TASK INPUT

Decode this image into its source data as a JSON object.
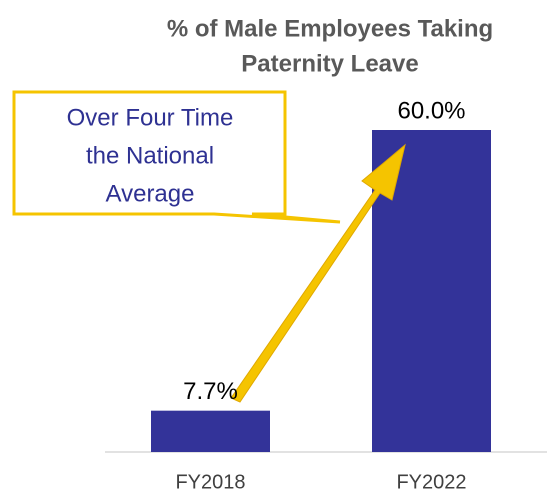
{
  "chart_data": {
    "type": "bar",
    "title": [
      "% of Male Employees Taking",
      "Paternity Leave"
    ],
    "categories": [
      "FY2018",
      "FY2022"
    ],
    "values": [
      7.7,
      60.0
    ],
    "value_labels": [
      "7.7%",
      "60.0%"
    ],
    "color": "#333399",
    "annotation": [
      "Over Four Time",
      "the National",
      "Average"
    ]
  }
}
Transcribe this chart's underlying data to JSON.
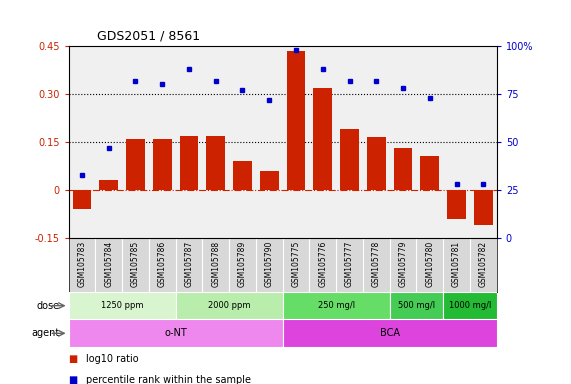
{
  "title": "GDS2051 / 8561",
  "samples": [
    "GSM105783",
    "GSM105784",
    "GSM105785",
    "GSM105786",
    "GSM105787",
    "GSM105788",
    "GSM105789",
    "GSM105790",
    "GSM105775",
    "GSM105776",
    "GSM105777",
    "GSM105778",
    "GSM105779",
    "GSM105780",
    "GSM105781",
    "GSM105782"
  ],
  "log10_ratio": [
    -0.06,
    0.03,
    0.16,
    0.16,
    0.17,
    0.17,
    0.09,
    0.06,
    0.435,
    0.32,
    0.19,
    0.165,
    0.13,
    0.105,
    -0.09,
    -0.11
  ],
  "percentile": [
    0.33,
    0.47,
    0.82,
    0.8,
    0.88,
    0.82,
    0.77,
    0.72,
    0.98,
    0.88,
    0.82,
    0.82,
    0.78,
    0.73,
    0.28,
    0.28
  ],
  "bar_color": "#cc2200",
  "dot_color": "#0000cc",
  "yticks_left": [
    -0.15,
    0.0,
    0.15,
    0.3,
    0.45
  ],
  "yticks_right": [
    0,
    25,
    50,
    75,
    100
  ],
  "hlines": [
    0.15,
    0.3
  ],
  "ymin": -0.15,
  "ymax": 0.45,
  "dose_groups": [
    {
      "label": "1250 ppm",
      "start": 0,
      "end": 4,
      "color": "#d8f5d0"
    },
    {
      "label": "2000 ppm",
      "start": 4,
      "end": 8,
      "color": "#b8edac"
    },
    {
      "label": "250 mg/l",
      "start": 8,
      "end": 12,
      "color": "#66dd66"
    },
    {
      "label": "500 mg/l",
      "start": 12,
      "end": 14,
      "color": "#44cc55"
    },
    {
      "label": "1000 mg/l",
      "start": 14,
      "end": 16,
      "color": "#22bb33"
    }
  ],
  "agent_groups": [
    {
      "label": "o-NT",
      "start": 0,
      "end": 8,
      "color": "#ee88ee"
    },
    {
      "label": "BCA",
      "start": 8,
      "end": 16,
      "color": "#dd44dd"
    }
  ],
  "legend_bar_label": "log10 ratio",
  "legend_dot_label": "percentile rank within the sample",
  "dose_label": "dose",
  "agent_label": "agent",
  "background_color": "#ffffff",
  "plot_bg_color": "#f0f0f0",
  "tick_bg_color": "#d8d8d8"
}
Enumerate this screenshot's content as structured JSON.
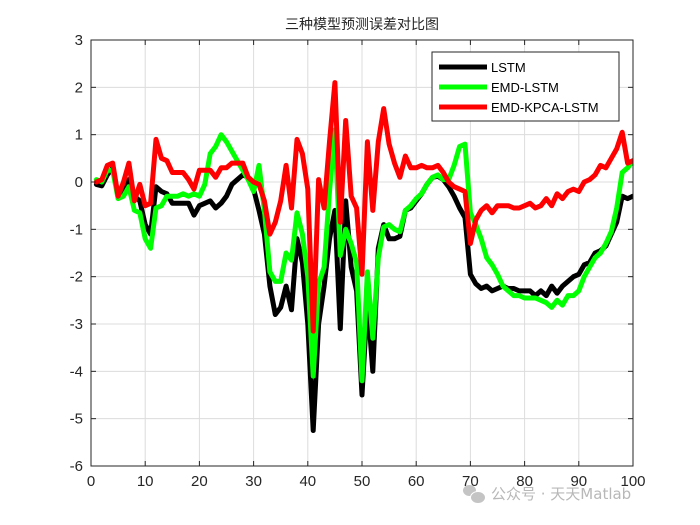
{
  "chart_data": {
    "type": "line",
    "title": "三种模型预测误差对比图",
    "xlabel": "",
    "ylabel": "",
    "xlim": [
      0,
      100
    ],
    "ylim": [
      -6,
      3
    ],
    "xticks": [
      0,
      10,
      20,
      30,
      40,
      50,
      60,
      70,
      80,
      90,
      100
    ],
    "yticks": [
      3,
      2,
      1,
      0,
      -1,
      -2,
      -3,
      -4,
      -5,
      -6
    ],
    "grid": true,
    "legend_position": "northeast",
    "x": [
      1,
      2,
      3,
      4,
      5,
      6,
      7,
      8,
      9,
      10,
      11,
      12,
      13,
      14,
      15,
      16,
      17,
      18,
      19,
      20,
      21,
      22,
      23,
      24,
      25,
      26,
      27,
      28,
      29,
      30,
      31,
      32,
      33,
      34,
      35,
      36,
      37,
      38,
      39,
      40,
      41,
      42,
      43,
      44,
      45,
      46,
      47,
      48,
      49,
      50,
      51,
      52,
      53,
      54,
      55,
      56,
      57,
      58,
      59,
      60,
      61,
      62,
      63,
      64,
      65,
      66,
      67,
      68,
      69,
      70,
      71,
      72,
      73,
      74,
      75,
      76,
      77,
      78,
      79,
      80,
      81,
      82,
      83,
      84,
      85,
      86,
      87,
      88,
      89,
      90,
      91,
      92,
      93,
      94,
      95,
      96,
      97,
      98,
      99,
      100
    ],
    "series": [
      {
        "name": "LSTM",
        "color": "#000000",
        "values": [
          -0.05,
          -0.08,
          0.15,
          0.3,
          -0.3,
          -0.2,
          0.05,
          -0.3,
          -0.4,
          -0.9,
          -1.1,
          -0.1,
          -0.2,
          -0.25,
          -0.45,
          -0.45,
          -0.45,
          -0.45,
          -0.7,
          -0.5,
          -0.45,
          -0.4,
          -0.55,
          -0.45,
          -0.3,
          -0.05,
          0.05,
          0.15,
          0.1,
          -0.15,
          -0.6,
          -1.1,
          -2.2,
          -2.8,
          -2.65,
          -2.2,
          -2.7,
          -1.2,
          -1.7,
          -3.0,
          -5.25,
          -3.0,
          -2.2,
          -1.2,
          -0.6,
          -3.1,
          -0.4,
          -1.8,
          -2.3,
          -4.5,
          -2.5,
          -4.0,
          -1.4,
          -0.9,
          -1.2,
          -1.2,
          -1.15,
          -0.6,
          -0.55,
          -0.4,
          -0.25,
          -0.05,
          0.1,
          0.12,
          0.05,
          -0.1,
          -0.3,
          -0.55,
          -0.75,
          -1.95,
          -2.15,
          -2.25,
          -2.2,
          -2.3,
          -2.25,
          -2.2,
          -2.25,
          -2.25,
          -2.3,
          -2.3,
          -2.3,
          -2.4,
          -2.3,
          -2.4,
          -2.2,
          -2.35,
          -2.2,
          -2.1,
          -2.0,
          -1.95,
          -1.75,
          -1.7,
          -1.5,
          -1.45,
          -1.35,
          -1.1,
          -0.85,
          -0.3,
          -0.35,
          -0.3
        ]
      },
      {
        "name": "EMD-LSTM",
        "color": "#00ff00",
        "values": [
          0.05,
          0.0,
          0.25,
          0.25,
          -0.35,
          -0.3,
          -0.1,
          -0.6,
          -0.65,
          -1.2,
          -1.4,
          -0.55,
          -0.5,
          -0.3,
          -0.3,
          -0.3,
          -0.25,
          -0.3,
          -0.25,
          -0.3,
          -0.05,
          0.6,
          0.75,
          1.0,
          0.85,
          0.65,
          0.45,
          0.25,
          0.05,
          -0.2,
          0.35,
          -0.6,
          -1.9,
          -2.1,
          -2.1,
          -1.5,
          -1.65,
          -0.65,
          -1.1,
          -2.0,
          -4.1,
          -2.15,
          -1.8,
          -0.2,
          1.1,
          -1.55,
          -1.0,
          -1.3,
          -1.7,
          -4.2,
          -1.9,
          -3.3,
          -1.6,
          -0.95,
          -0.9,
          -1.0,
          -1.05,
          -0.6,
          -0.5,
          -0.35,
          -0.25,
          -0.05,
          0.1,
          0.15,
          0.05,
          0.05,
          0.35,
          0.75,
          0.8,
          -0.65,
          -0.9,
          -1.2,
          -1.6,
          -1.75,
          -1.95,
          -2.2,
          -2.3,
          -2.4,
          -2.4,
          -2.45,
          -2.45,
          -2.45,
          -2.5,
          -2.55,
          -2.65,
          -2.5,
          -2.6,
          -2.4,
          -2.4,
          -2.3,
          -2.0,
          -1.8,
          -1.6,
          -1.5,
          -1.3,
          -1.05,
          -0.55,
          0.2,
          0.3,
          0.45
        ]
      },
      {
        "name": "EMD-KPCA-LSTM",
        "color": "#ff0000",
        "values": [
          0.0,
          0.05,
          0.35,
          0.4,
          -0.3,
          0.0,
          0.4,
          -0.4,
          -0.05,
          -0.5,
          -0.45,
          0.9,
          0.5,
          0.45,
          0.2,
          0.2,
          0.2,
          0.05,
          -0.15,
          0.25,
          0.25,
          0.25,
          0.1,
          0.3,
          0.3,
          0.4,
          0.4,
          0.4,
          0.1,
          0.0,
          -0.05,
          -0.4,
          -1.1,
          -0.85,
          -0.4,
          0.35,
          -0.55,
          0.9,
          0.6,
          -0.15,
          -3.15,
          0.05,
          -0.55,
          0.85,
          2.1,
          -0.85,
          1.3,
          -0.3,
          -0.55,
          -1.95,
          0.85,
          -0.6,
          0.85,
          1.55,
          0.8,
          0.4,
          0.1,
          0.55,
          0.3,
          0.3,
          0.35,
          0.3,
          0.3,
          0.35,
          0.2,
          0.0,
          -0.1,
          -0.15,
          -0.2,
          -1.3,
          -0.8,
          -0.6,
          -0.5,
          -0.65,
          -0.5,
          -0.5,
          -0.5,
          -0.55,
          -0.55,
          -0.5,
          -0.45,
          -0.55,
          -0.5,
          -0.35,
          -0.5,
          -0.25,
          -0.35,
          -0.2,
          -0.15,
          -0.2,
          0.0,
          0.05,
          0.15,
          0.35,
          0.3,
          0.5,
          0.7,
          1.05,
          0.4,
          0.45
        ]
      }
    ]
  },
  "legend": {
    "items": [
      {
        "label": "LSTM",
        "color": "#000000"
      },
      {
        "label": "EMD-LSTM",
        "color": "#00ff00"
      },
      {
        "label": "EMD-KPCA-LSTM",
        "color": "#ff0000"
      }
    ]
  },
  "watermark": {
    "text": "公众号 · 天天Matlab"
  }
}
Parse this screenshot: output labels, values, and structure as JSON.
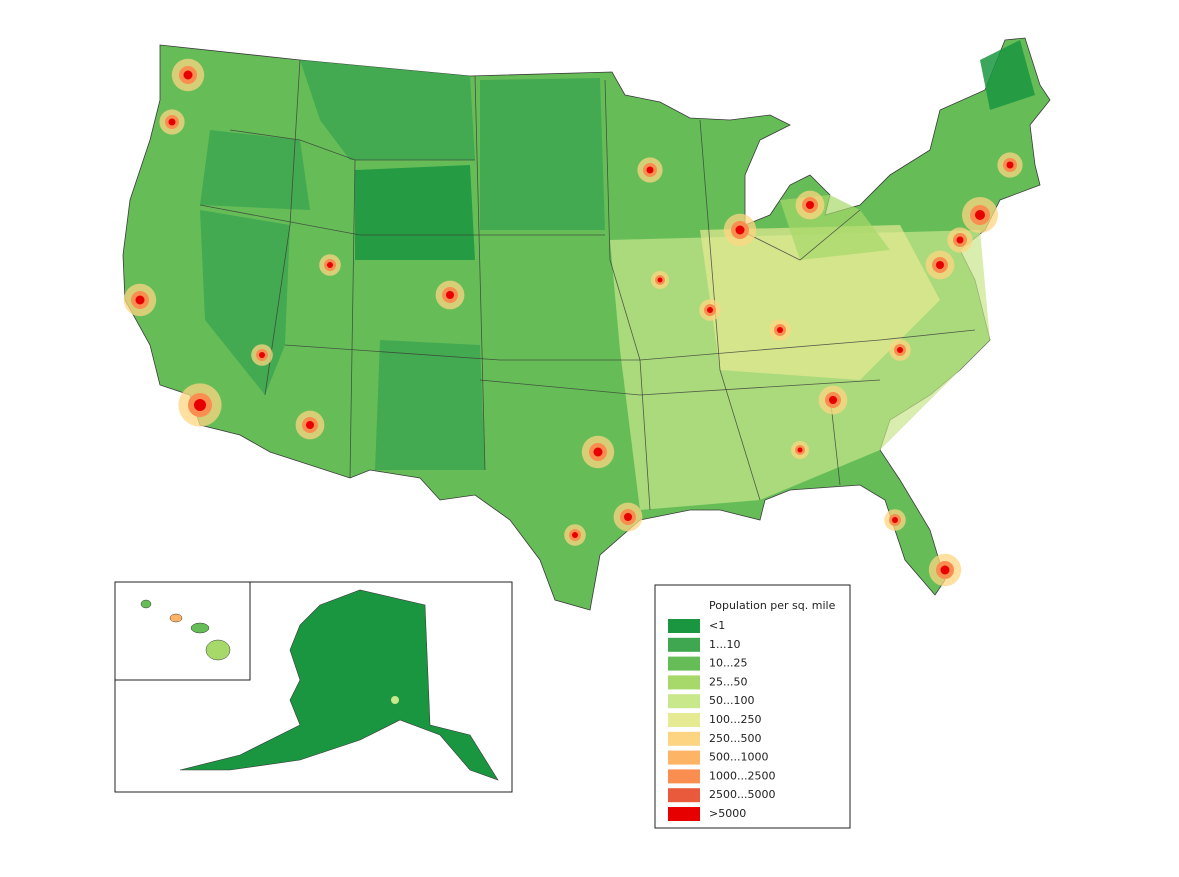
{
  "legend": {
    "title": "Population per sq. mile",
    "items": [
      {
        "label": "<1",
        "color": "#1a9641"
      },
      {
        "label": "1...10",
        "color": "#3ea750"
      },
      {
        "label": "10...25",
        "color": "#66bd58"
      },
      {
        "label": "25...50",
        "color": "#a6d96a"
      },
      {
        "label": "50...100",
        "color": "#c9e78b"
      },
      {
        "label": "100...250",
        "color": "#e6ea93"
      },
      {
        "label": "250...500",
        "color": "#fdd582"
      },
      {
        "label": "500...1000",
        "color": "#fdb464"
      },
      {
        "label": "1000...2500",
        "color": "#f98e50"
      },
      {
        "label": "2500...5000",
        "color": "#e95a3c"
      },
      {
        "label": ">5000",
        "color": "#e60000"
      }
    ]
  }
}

TASK
Only the lines from the line containing "Parse this screenshot: output" through the end of the data are to be reproduced, exactly and with both ends included; pictures are omitted.

CORRECT RESULT
Parse this screenshot: output labels, values, and structure as JSON.
{
  "legend": {
    "title": "Population per sq. mile",
    "items": [
      {
        "label": "<1",
        "color": "#1a9641"
      },
      {
        "label": "1...10",
        "color": "#3ea750"
      },
      {
        "label": "10...25",
        "color": "#66bd58"
      },
      {
        "label": "25...50",
        "color": "#a6d96a"
      },
      {
        "label": "50...100",
        "color": "#c9e78b"
      },
      {
        "label": "100...250",
        "color": "#e6ea93"
      },
      {
        "label": "250...500",
        "color": "#fdd582"
      },
      {
        "label": "500...1000",
        "color": "#fdb464"
      },
      {
        "label": "1000...2500",
        "color": "#f98e50"
      },
      {
        "label": "2500...5000",
        "color": "#e95a3c"
      },
      {
        "label": ">5000",
        "color": "#e60000"
      }
    ]
  }
}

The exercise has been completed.